# [Source data]
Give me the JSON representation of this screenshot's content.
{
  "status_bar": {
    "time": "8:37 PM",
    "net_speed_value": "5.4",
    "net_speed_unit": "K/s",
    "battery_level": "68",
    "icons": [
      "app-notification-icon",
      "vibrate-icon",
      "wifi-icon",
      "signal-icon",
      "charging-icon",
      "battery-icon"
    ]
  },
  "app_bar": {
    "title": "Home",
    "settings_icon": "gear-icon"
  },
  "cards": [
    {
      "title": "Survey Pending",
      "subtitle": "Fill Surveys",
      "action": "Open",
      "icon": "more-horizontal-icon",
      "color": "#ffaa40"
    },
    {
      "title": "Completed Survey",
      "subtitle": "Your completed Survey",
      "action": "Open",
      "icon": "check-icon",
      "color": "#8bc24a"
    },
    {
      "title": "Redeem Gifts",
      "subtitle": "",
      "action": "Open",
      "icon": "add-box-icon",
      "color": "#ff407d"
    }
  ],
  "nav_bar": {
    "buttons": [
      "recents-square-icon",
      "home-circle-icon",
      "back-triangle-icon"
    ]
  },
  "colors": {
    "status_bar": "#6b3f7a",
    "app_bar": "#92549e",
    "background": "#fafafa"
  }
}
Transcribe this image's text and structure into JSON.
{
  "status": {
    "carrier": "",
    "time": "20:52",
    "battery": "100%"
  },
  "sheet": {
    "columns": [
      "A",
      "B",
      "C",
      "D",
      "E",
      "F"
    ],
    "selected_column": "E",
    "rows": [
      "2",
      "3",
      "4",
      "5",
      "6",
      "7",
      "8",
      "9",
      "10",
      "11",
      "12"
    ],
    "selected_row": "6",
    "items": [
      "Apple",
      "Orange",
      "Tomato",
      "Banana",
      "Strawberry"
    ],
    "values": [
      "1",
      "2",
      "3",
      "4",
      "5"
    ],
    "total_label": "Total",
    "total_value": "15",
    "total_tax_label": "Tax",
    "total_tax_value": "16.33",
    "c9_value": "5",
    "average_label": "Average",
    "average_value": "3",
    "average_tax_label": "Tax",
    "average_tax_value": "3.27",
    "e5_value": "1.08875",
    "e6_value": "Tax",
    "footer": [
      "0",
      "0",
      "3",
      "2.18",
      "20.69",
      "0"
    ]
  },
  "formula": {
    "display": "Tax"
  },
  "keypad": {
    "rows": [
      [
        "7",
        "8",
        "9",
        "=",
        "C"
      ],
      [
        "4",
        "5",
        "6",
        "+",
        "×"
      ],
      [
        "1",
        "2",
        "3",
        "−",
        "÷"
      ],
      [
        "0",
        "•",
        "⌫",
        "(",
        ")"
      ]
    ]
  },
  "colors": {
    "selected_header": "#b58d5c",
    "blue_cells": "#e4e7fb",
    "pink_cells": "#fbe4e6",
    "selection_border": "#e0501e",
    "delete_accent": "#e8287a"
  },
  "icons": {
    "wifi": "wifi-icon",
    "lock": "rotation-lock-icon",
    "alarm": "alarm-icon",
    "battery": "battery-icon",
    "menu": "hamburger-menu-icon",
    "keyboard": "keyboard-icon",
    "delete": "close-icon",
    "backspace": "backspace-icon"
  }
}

# [Stated problem]
Restate the listing above word for word.

# [The reply]
Give me the JSON representation of this screenshot's content.
{
  "status_bar": {
    "time": "8:37 PM",
    "net_speed_value": "5.4",
    "net_speed_unit": "K/s",
    "battery_level": "68",
    "icons": [
      "app-notification-icon",
      "vibrate-icon",
      "wifi-icon",
      "signal-icon",
      "charging-icon",
      "battery-icon"
    ]
  },
  "app_bar": {
    "title": "Home",
    "settings_icon": "gear-icon"
  },
  "cards": [
    {
      "title": "Survey Pending",
      "subtitle": "Fill Surveys",
      "action": "Open",
      "icon": "more-horizontal-icon",
      "color": "#ffaa40"
    },
    {
      "title": "Completed Survey",
      "subtitle": "Your completed Survey",
      "action": "Open",
      "icon": "check-icon",
      "color": "#8bc24a"
    },
    {
      "title": "Redeem Gifts",
      "subtitle": "",
      "action": "Open",
      "icon": "add-box-icon",
      "color": "#ff407d"
    }
  ],
  "nav_bar": {
    "buttons": [
      "recents-square-icon",
      "home-circle-icon",
      "back-triangle-icon"
    ]
  },
  "colors": {
    "status_bar": "#6b3f7a",
    "app_bar": "#92549e",
    "background": "#fafafa"
  }
}
Transcribe this image's text and structure into JSON.
{
  "status": {
    "carrier": "",
    "time": "20:52",
    "battery": "100%"
  },
  "sheet": {
    "columns": [
      "A",
      "B",
      "C",
      "D",
      "E",
      "F"
    ],
    "selected_column": "E",
    "rows": [
      "2",
      "3",
      "4",
      "5",
      "6",
      "7",
      "8",
      "9",
      "10",
      "11",
      "12"
    ],
    "selected_row": "6",
    "items": [
      "Apple",
      "Orange",
      "Tomato",
      "Banana",
      "Strawberry"
    ],
    "values": [
      "1",
      "2",
      "3",
      "4",
      "5"
    ],
    "total_label": "Total",
    "total_value": "15",
    "total_tax_label": "Tax",
    "total_tax_value": "16.33",
    "c9_value": "5",
    "average_label": "Average",
    "average_value": "3",
    "average_tax_label": "Tax",
    "average_tax_value": "3.27",
    "e5_value": "1.08875",
    "e6_value": "Tax",
    "footer": [
      "0",
      "0",
      "3",
      "2.18",
      "20.69",
      "0"
    ]
  },
  "formula": {
    "display": "Tax"
  },
  "keypad": {
    "rows": [
      [
        "7",
        "8",
        "9",
        "=",
        "C"
      ],
      [
        "4",
        "5",
        "6",
        "+",
        "×"
      ],
      [
        "1",
        "2",
        "3",
        "−",
        "÷"
      ],
      [
        "0",
        "•",
        "⌫",
        "(",
        ")"
      ]
    ]
  },
  "colors": {
    "selected_header": "#b58d5c",
    "blue_cells": "#e4e7fb",
    "pink_cells": "#fbe4e6",
    "selection_border": "#e0501e",
    "delete_accent": "#e8287a"
  },
  "icons": {
    "wifi": "wifi-icon",
    "lock": "rotation-lock-icon",
    "alarm": "alarm-icon",
    "battery": "battery-icon",
    "menu": "hamburger-menu-icon",
    "keyboard": "keyboard-icon",
    "delete": "close-icon",
    "backspace": "backspace-icon"
  }
}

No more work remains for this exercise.